Recorded information.
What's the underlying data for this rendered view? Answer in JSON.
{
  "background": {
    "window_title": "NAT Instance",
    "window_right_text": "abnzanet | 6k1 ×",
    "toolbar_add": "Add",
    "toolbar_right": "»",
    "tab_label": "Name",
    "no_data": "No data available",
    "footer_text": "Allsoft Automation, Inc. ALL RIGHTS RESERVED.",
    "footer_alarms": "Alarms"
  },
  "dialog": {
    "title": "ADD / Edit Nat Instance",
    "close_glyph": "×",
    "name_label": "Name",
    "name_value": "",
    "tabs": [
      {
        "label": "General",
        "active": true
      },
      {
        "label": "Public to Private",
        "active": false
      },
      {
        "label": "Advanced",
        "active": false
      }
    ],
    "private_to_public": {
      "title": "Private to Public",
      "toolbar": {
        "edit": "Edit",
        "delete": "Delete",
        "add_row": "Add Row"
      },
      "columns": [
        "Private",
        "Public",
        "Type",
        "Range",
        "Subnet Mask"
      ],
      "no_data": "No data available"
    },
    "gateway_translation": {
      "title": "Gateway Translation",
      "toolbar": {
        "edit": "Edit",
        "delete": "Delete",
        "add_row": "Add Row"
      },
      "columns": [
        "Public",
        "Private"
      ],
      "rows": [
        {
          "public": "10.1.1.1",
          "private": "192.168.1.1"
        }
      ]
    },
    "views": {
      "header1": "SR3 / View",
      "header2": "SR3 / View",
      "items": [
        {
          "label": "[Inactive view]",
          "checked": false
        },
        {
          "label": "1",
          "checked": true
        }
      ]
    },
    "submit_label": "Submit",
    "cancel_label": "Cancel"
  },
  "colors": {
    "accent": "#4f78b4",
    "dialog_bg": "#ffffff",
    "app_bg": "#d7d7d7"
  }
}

Set task.
Your task is to repeat every line exactly.

Solution to this exercise.
What's the underlying data for this rendered view? Answer in JSON.
{
  "background": {
    "window_title": "NAT Instance",
    "window_right_text": "abnzanet | 6k1 ×",
    "toolbar_add": "Add",
    "toolbar_right": "»",
    "tab_label": "Name",
    "no_data": "No data available",
    "footer_text": "Allsoft Automation, Inc. ALL RIGHTS RESERVED.",
    "footer_alarms": "Alarms"
  },
  "dialog": {
    "title": "ADD / Edit Nat Instance",
    "close_glyph": "×",
    "name_label": "Name",
    "name_value": "",
    "tabs": [
      {
        "label": "General",
        "active": true
      },
      {
        "label": "Public to Private",
        "active": false
      },
      {
        "label": "Advanced",
        "active": false
      }
    ],
    "private_to_public": {
      "title": "Private to Public",
      "toolbar": {
        "edit": "Edit",
        "delete": "Delete",
        "add_row": "Add Row"
      },
      "columns": [
        "Private",
        "Public",
        "Type",
        "Range",
        "Subnet Mask"
      ],
      "no_data": "No data available"
    },
    "gateway_translation": {
      "title": "Gateway Translation",
      "toolbar": {
        "edit": "Edit",
        "delete": "Delete",
        "add_row": "Add Row"
      },
      "columns": [
        "Public",
        "Private"
      ],
      "rows": [
        {
          "public": "10.1.1.1",
          "private": "192.168.1.1"
        }
      ]
    },
    "views": {
      "header1": "SR3 / View",
      "header2": "SR3 / View",
      "items": [
        {
          "label": "[Inactive view]",
          "checked": false
        },
        {
          "label": "1",
          "checked": true
        }
      ]
    },
    "submit_label": "Submit",
    "cancel_label": "Cancel"
  },
  "colors": {
    "accent": "#4f78b4",
    "dialog_bg": "#ffffff",
    "app_bg": "#d7d7d7"
  }
}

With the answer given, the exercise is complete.